### EXERCISE TASK
How many of the lines below hold the word "category"? Answer only with the number.

(begin)

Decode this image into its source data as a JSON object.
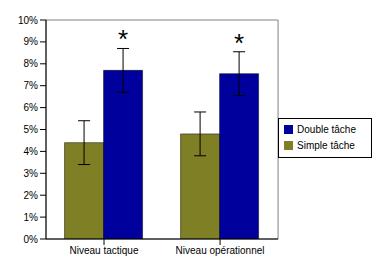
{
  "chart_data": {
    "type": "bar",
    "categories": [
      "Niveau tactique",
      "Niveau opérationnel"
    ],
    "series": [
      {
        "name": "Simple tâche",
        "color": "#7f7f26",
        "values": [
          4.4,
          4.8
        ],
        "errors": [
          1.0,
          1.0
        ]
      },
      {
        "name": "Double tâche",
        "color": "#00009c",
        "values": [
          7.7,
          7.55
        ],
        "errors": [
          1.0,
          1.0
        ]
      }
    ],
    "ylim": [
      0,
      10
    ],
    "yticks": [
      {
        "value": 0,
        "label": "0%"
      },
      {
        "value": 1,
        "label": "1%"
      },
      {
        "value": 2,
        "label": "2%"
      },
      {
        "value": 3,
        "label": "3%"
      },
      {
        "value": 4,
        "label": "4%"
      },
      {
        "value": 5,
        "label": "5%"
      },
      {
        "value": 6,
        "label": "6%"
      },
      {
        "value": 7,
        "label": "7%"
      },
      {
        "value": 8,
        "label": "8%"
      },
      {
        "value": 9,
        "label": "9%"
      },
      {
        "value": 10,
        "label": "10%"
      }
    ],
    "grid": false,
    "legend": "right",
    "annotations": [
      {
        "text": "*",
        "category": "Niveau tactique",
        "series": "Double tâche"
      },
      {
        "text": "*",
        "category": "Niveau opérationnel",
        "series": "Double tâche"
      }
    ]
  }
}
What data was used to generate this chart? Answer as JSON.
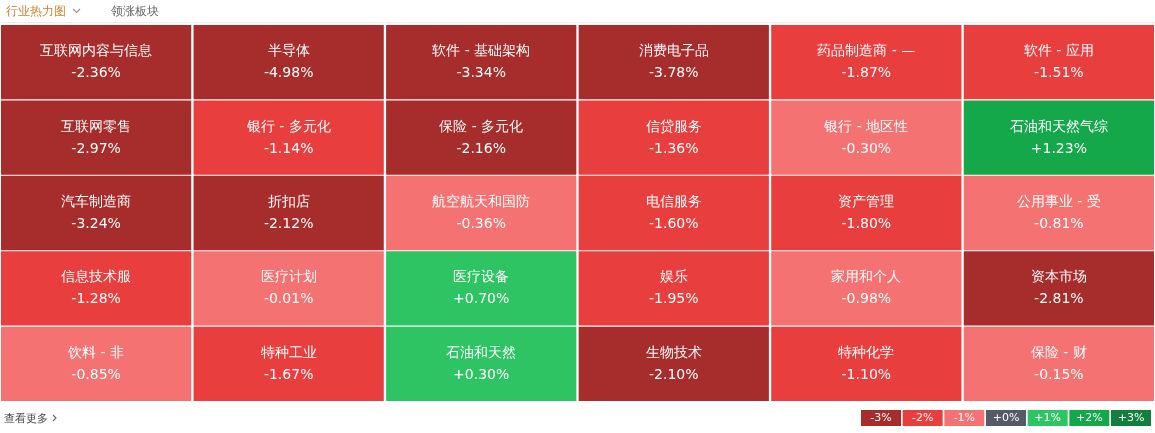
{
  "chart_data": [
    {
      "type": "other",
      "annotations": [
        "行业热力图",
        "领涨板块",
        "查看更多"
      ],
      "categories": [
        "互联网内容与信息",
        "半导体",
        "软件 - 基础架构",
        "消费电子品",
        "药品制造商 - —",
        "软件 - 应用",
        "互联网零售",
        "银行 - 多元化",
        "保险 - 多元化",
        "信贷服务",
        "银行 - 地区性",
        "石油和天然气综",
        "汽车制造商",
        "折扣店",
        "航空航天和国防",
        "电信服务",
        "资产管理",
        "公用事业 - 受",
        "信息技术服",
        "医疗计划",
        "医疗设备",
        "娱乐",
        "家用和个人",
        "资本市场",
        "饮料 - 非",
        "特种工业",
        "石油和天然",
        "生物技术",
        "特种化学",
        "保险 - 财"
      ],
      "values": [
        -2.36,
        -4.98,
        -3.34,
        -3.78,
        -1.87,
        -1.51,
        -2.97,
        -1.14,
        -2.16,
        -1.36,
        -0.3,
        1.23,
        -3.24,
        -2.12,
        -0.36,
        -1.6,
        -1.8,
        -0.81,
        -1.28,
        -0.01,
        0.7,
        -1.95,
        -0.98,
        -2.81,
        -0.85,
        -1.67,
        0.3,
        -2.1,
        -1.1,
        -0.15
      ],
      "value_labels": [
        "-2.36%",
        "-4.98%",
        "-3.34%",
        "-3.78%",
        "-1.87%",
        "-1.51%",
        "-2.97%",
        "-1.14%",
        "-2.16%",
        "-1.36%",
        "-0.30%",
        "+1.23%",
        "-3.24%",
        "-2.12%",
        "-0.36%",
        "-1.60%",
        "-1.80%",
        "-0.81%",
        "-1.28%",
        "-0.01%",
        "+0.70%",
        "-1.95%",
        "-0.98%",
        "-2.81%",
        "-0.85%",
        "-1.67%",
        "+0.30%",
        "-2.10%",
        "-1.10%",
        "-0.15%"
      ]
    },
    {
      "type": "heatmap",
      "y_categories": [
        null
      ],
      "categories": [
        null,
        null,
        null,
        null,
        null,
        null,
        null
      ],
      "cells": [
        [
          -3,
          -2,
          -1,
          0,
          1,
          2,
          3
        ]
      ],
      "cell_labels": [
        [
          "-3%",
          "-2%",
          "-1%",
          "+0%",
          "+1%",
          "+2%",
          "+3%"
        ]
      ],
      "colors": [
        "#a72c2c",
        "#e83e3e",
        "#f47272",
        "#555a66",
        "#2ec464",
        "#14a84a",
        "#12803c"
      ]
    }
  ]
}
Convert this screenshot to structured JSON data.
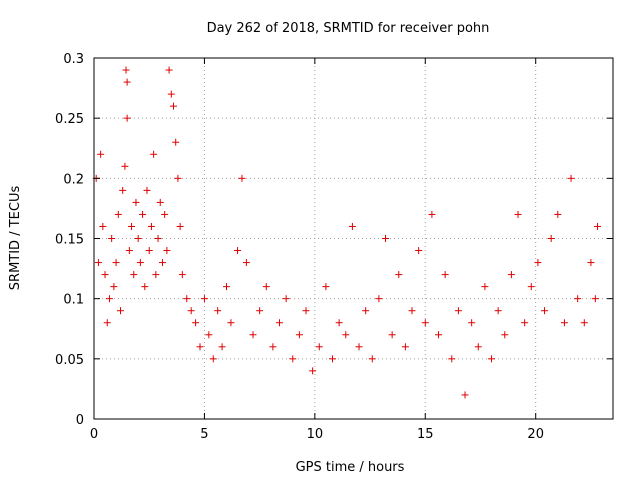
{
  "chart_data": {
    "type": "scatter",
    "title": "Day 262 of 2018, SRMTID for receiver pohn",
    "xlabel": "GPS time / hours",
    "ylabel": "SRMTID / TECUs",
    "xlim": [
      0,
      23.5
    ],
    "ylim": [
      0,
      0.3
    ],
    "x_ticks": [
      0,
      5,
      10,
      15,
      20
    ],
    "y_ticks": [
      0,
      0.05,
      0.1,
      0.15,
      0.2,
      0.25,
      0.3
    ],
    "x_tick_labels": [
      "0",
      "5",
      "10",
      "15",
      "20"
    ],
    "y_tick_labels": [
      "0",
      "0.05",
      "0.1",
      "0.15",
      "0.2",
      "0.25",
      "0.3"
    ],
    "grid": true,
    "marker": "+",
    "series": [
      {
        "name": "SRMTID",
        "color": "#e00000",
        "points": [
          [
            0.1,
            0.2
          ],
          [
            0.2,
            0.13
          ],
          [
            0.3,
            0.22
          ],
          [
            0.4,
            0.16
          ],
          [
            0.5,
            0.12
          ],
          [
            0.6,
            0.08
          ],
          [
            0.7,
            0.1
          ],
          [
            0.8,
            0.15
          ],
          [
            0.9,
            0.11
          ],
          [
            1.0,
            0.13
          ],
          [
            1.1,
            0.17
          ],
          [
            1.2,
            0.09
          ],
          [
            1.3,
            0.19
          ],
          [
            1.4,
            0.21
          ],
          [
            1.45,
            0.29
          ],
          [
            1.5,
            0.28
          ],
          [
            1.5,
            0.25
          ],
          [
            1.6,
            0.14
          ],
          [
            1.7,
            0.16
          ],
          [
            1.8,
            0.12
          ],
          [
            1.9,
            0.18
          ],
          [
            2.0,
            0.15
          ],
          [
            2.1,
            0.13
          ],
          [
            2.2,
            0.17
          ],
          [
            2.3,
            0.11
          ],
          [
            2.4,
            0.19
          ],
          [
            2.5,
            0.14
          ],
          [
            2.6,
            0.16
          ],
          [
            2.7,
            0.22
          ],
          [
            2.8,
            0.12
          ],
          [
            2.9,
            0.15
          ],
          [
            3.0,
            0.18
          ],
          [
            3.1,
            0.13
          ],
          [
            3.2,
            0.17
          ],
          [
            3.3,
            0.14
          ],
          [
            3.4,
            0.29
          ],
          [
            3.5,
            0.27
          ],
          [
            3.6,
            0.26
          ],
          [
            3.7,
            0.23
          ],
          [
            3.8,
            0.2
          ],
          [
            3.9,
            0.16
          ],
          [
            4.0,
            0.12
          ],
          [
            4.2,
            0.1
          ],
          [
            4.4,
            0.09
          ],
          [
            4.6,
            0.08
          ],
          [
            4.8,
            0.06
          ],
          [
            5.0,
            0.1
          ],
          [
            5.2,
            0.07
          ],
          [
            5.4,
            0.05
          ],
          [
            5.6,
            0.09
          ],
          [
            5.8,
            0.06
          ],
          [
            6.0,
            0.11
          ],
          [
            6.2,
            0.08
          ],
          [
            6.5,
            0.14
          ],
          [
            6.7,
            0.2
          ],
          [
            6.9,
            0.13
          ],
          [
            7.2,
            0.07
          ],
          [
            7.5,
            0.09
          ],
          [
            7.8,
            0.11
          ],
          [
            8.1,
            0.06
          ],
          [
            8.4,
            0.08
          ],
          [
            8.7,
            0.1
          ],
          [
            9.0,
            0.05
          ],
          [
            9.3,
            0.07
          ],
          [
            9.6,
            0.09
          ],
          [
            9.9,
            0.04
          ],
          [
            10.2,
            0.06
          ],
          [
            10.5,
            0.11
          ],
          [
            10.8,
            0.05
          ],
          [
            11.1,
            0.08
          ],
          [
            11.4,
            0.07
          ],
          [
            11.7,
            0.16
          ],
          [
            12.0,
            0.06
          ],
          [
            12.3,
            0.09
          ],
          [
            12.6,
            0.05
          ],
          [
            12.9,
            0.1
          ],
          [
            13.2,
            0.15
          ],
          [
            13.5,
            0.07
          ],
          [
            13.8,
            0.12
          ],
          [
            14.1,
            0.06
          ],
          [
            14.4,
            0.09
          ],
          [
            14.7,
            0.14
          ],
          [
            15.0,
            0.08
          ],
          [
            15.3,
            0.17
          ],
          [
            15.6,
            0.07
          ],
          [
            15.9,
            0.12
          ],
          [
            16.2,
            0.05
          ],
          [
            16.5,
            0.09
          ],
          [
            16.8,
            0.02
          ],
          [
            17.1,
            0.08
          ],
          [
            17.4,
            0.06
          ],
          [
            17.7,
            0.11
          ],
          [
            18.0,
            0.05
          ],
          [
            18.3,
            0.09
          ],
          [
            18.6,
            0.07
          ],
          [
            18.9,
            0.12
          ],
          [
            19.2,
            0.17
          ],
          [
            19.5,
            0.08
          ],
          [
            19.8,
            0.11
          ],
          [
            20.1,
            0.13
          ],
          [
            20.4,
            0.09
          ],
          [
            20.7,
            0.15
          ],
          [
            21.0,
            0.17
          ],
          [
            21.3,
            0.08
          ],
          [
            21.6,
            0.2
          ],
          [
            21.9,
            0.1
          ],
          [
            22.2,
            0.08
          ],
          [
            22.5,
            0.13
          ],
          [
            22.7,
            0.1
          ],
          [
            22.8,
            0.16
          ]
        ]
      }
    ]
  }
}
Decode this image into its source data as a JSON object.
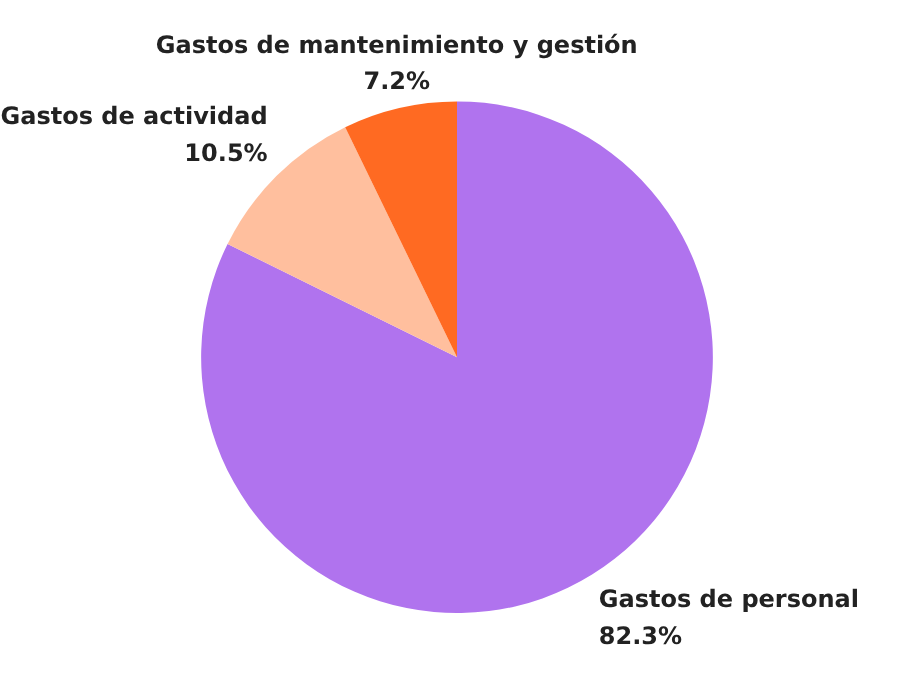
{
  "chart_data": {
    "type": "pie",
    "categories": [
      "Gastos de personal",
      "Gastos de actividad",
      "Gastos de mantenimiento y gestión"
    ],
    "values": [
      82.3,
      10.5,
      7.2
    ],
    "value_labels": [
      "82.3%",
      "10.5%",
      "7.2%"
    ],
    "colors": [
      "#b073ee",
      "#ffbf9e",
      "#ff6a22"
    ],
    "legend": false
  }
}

(end)

### TASK RESULT
2